Material to process ▸

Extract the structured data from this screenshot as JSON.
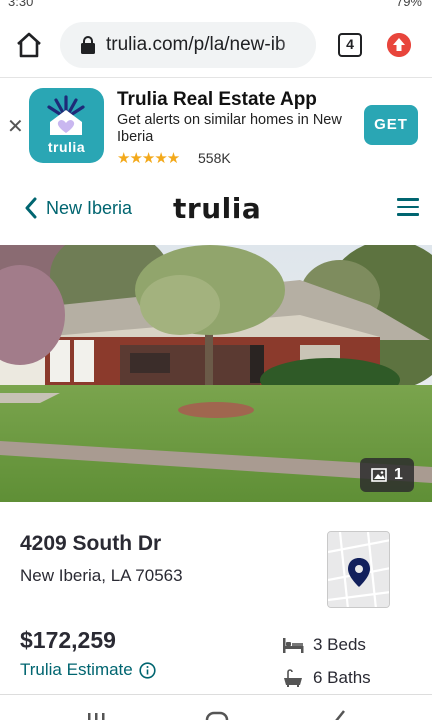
{
  "status_bar": {
    "time": "3:30",
    "battery": "79%"
  },
  "browser": {
    "url": "trulia.com/p/la/new-ib",
    "tab_count": "4"
  },
  "app_banner": {
    "title": "Trulia Real Estate App",
    "subtitle": "Get alerts on similar homes in New Iberia",
    "icon_label": "trulia",
    "stars": "★★★★★",
    "rating_count": "558K",
    "get_label": "GET"
  },
  "header": {
    "back_label": "New Iberia",
    "logo": "trulia"
  },
  "photo": {
    "count": "1"
  },
  "listing": {
    "address": "4209 South Dr",
    "city": "New Iberia, LA 70563",
    "price": "$172,259",
    "estimate_label": "Trulia Estimate",
    "beds": "3 Beds",
    "baths": "6 Baths"
  },
  "colors": {
    "brand_teal": "#2aa6b4",
    "link_teal": "#006570",
    "star_gold": "#f3a91b",
    "update_red": "#e8453c"
  }
}
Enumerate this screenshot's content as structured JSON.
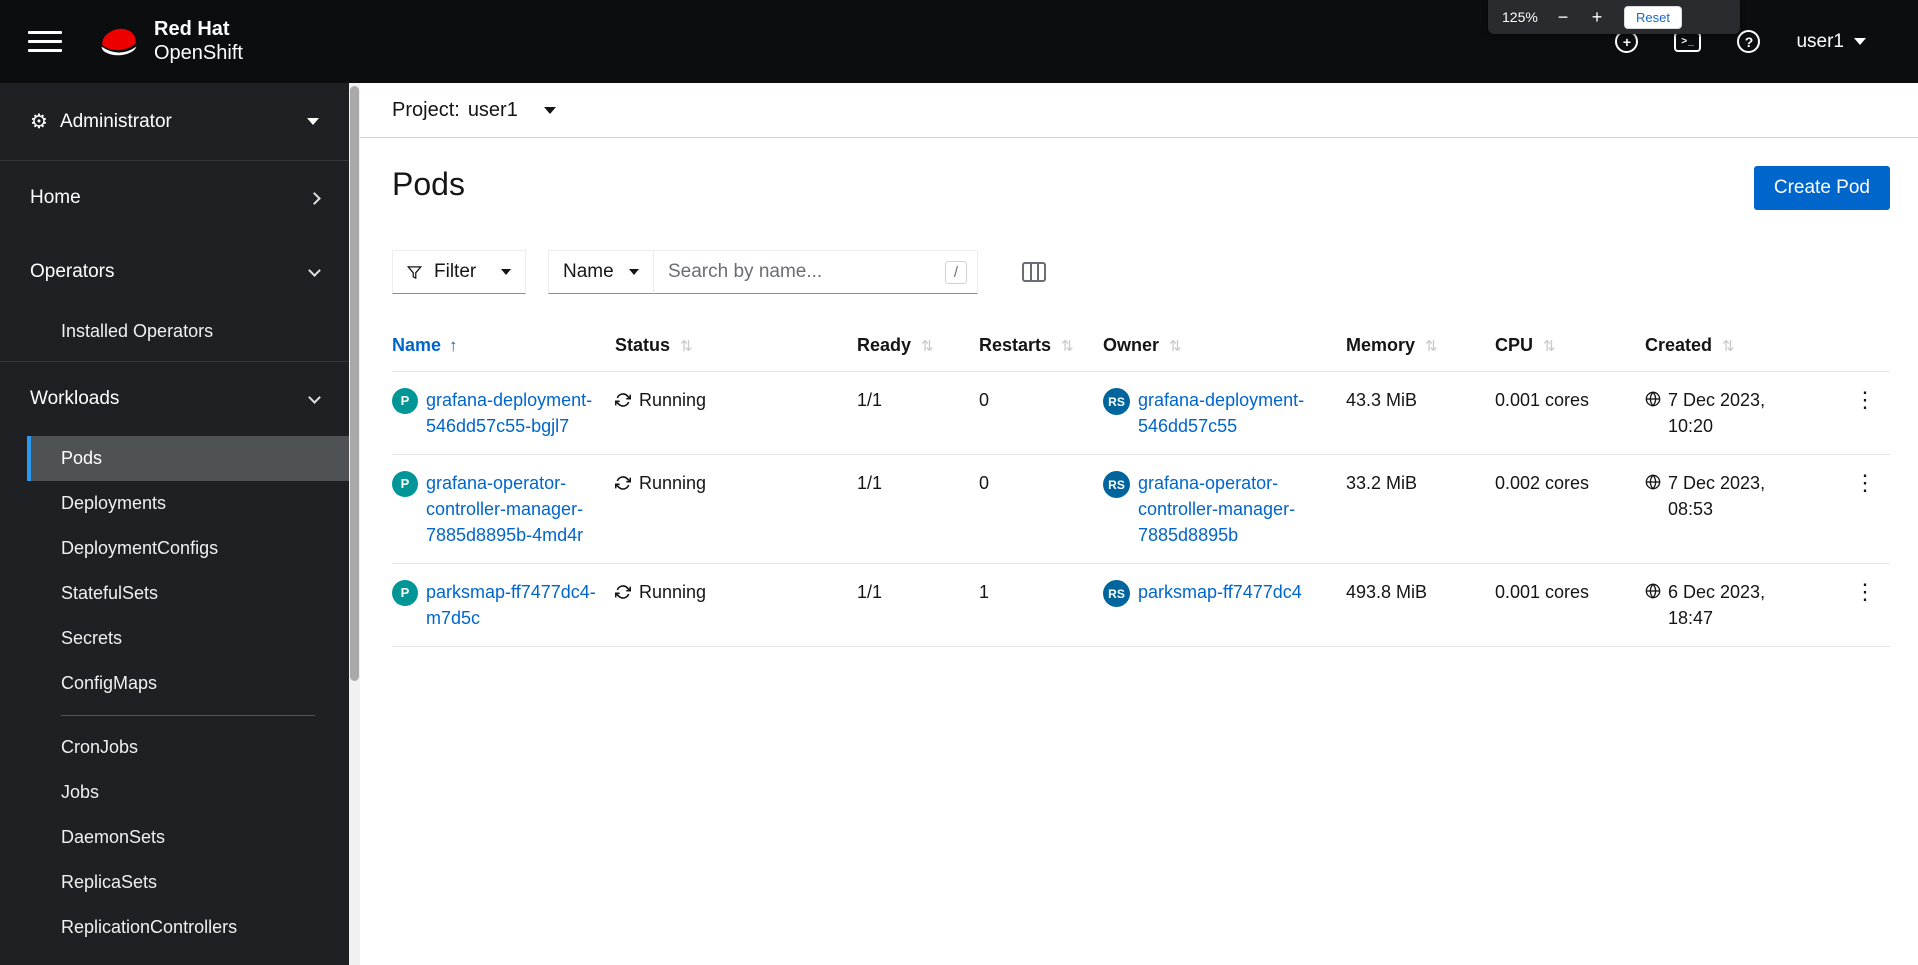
{
  "header": {
    "brand_line1": "Red Hat",
    "brand_line2": "OpenShift",
    "user_label": "user1"
  },
  "zoom_overlay": {
    "level": "125%",
    "minus": "−",
    "plus": "+",
    "reset_label": "Reset"
  },
  "sidebar": {
    "perspective_label": "Administrator",
    "home_label": "Home",
    "operators_label": "Operators",
    "operators_items": [
      {
        "label": "Installed Operators"
      }
    ],
    "workloads_label": "Workloads",
    "workloads_items": [
      {
        "label": "Pods",
        "selected": true
      },
      {
        "label": "Deployments"
      },
      {
        "label": "DeploymentConfigs"
      },
      {
        "label": "StatefulSets"
      },
      {
        "label": "Secrets"
      },
      {
        "label": "ConfigMaps"
      },
      {
        "label": "CronJobs"
      },
      {
        "label": "Jobs"
      },
      {
        "label": "DaemonSets"
      },
      {
        "label": "ReplicaSets"
      },
      {
        "label": "ReplicationControllers"
      }
    ]
  },
  "project_bar": {
    "label": "Project:",
    "value": "user1"
  },
  "page": {
    "title": "Pods",
    "create_button_label": "Create Pod"
  },
  "toolbar": {
    "filter_label": "Filter",
    "attribute_label": "Name",
    "search_placeholder": "Search by name...",
    "search_shortcut": "/"
  },
  "table": {
    "columns": [
      "Name",
      "Status",
      "Ready",
      "Restarts",
      "Owner",
      "Memory",
      "CPU",
      "Created"
    ],
    "sorted_by": "Name",
    "sort_direction": "ascending",
    "rows": [
      {
        "badge": "P",
        "name": "grafana-deployment-546dd57c55-bgjl7",
        "status": "Running",
        "ready": "1/1",
        "restarts": "0",
        "owner_badge": "RS",
        "owner": "grafana-deployment-546dd57c55",
        "memory": "43.3 MiB",
        "cpu": "0.001 cores",
        "created": "7 Dec 2023, 10:20"
      },
      {
        "badge": "P",
        "name": "grafana-operator-controller-manager-7885d8895b-4md4r",
        "status": "Running",
        "ready": "1/1",
        "restarts": "0",
        "owner_badge": "RS",
        "owner": "grafana-operator-controller-manager-7885d8895b",
        "memory": "33.2 MiB",
        "cpu": "0.002 cores",
        "created": "7 Dec 2023, 08:53"
      },
      {
        "badge": "P",
        "name": "parksmap-ff7477dc4-m7d5c",
        "status": "Running",
        "ready": "1/1",
        "restarts": "1",
        "owner_badge": "RS",
        "owner": "parksmap-ff7477dc4",
        "memory": "493.8 MiB",
        "cpu": "0.001 cores",
        "created": "6 Dec 2023, 18:47"
      }
    ]
  },
  "icons": {
    "gear": "⚙",
    "plus": "+",
    "terminal_glyph": ">_",
    "question": "?",
    "sort": "⇅",
    "sort_asc": "↑",
    "kebab": "⋮"
  },
  "colors": {
    "accent": "#0066cc",
    "link": "#0066cc",
    "brand_red": "#ee0000",
    "pod_badge": "#009596",
    "replicaset_badge": "#00659c",
    "nav_selected_border": "#2b9af3",
    "masthead_bg": "#0c0d0f",
    "sidebar_bg": "#1f2023"
  }
}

Work instructions ▸ Lines from the records above that hold "grafana" are the ones to list.

Reply to the exercise ▸
        "name": "grafana-deployment-546dd57c55-bgjl7",
        "owner": "grafana-deployment-546dd57c55",
        "name": "grafana-operator-controller-manager-7885d8895b-4md4r",
        "owner": "grafana-operator-controller-manager-7885d8895b",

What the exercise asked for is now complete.